PROBLEM REQUIREMENTS
Reproduce every line in the listing that contains the word "ylabel".

ENTRIES PROVIDED

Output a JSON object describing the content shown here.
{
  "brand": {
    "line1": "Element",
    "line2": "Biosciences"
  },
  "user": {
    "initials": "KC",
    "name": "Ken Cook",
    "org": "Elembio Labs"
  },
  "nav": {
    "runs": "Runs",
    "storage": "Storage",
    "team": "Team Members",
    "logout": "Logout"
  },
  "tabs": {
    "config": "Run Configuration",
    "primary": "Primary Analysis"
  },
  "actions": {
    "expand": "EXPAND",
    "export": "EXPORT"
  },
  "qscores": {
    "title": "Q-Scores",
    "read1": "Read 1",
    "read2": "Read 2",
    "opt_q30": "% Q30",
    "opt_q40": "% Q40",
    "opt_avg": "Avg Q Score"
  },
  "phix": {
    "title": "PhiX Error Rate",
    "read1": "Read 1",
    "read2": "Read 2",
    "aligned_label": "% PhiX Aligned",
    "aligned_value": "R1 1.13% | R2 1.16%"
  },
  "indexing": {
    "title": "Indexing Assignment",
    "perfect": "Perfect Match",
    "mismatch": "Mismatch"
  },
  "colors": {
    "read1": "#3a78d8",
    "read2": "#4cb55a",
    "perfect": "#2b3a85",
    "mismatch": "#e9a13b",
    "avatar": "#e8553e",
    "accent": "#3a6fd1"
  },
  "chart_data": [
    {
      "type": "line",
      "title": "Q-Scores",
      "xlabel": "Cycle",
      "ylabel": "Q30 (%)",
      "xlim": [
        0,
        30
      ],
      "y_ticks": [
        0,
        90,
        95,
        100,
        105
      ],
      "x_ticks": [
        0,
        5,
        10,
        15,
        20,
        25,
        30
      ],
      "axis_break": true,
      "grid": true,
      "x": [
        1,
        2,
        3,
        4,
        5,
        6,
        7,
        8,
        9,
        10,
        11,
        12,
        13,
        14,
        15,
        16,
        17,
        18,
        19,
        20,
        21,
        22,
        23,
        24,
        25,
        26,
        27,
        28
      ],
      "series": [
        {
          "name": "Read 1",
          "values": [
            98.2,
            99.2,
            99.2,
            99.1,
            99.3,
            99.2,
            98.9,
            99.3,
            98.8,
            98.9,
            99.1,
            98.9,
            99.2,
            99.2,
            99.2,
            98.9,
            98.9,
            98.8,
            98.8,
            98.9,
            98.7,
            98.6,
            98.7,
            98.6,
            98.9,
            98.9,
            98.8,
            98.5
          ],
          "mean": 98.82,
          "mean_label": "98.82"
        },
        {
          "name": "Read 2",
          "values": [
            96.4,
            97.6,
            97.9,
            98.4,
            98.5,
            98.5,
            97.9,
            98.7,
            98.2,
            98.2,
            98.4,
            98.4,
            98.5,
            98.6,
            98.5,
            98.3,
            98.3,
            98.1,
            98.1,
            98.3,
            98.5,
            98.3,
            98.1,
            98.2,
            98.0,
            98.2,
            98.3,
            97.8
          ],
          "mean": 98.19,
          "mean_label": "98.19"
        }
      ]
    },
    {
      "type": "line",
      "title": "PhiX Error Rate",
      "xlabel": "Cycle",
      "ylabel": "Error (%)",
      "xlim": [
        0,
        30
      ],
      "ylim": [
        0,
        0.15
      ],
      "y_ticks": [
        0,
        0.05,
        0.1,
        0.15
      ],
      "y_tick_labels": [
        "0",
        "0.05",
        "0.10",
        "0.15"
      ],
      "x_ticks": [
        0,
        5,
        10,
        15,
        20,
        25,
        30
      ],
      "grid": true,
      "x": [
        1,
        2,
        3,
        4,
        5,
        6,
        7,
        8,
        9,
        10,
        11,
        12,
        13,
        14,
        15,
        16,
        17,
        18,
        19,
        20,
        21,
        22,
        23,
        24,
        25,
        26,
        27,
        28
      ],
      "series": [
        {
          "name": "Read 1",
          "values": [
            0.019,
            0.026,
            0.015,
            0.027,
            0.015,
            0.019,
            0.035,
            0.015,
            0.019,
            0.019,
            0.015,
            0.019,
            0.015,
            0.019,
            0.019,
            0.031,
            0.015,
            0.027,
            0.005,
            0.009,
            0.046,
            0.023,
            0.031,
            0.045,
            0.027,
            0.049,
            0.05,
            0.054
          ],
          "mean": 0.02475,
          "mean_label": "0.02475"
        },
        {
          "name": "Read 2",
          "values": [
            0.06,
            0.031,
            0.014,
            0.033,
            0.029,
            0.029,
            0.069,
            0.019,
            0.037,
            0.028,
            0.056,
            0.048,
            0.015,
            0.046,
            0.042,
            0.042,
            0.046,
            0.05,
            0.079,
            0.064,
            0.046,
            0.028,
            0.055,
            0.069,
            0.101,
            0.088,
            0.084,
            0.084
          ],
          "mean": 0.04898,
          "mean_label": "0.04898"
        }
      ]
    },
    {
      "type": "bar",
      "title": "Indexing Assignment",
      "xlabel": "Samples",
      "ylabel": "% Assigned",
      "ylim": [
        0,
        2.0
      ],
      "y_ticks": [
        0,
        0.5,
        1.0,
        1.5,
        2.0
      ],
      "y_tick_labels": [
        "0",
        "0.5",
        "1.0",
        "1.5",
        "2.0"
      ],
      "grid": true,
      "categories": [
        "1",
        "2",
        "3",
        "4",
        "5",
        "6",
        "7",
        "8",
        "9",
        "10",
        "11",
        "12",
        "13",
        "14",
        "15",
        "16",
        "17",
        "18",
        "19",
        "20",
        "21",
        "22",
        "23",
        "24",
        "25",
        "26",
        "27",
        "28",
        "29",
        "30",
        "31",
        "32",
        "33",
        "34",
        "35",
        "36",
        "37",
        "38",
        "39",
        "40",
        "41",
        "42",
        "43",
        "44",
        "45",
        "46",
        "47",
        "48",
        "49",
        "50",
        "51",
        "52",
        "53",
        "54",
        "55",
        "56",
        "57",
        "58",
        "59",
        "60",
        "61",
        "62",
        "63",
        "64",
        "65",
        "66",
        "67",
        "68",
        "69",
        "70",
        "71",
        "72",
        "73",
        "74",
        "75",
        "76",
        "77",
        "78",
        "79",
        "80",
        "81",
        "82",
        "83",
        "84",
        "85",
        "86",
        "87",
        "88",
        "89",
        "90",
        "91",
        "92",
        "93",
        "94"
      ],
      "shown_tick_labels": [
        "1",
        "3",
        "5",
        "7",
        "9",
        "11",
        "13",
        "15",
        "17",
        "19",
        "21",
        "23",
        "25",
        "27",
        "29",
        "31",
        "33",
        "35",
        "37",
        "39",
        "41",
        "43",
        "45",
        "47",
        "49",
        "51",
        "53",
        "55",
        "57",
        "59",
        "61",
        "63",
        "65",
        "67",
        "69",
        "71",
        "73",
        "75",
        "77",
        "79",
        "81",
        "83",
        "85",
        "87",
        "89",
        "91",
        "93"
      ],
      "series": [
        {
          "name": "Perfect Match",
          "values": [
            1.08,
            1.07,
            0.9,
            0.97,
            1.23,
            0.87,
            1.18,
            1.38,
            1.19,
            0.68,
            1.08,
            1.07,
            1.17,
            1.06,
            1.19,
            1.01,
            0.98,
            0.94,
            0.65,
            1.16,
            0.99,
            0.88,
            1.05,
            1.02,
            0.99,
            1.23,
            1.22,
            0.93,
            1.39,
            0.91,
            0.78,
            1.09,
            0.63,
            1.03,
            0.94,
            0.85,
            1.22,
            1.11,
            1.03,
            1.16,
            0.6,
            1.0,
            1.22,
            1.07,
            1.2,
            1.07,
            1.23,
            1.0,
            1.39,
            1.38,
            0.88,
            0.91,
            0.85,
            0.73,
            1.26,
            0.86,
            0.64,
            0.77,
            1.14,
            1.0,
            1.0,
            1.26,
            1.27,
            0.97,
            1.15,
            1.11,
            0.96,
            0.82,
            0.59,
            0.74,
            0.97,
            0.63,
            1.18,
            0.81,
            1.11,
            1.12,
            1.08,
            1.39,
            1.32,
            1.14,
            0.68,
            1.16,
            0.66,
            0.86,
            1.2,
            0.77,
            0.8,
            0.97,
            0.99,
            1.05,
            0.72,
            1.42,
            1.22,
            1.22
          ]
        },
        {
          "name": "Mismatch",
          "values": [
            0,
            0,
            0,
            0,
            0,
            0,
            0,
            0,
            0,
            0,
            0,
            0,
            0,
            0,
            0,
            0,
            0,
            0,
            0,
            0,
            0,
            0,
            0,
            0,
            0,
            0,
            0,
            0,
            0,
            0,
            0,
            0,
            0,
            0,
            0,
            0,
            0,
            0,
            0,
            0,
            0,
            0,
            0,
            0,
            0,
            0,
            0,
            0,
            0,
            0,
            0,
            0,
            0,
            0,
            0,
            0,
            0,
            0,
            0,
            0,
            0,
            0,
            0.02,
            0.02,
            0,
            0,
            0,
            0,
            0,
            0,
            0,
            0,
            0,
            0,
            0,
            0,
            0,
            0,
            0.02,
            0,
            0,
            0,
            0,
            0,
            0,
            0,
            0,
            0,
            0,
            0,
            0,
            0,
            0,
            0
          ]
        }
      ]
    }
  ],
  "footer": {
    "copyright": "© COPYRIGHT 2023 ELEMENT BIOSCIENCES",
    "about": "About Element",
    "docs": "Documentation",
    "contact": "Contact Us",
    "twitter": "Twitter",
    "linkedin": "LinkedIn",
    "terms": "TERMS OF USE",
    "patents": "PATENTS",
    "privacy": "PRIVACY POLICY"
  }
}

WRITTEN REPLY
      "ylabel": "Q30 (%)",
      "ylabel": "Error (%)",
      "ylabel": "% Assigned",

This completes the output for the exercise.